### Task brief
Without including any images, repeat the data exactly.

Collected data
begin

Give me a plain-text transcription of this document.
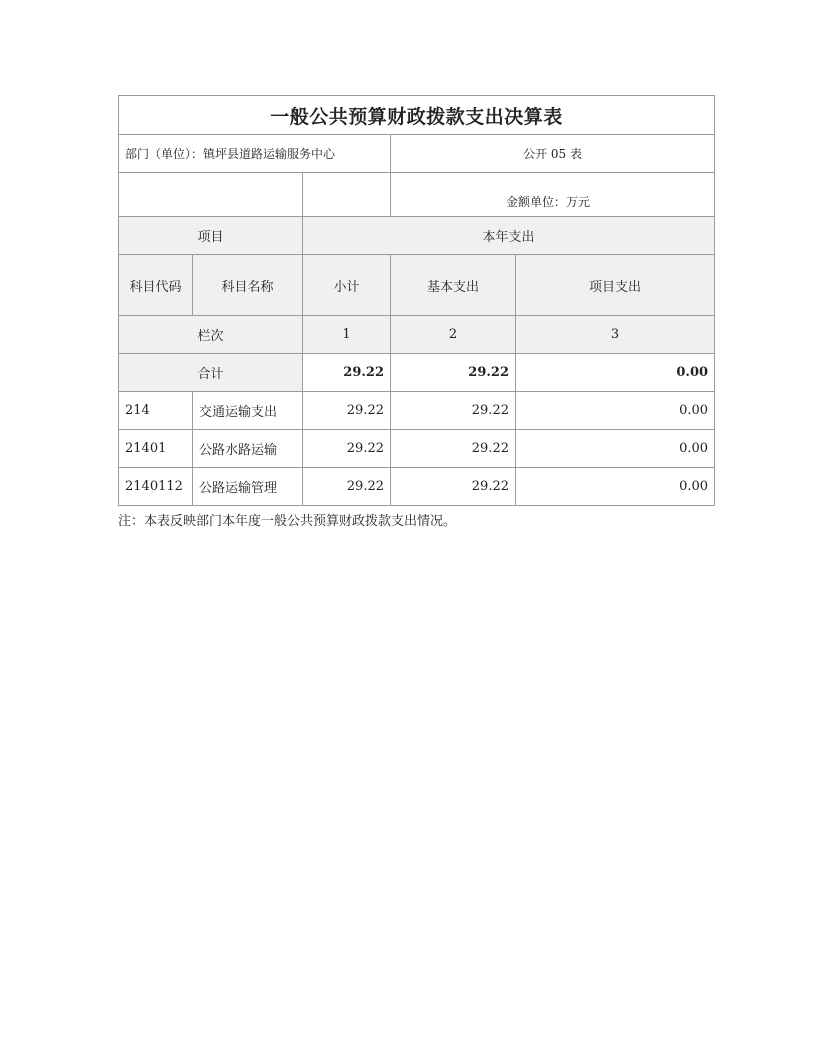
一般公共预算财政拨款支出决算表				
部门（单位）：镇坪县道路运输服务中心			公开 05 表	
			金额单位：万元	
项目		本年支出		
科目代码	科目名称	小计	基本支出	项目支出
栏次		1	2	3
合计		29.22	29.22	0.00
214	交通运输支出	29.22	29.22	0.00
21401	公路水路运输	29.22	29.22	0.00
2140112	公路运输管理	29.22	29.22	0.00
注：本表反映部门本年度一般公共预算财政拨款支出情况。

end

### Written response
Give me a plain-text transcription of this document.
一般公共预算财政拨款支出决算表				
部门（单位）：镇坪县道路运输服务中心			公开 05 表	
			金额单位：万元	
项目		本年支出		
科目代码	科目名称	小计	基本支出	项目支出
栏次		1	2	3
合计		29.22	29.22	0.00
214	交通运输支出	29.22	29.22	0.00
21401	公路水路运输	29.22	29.22	0.00
2140112	公路运输管理	29.22	29.22	0.00
注：本表反映部门本年度一般公共预算财政拨款支出情况。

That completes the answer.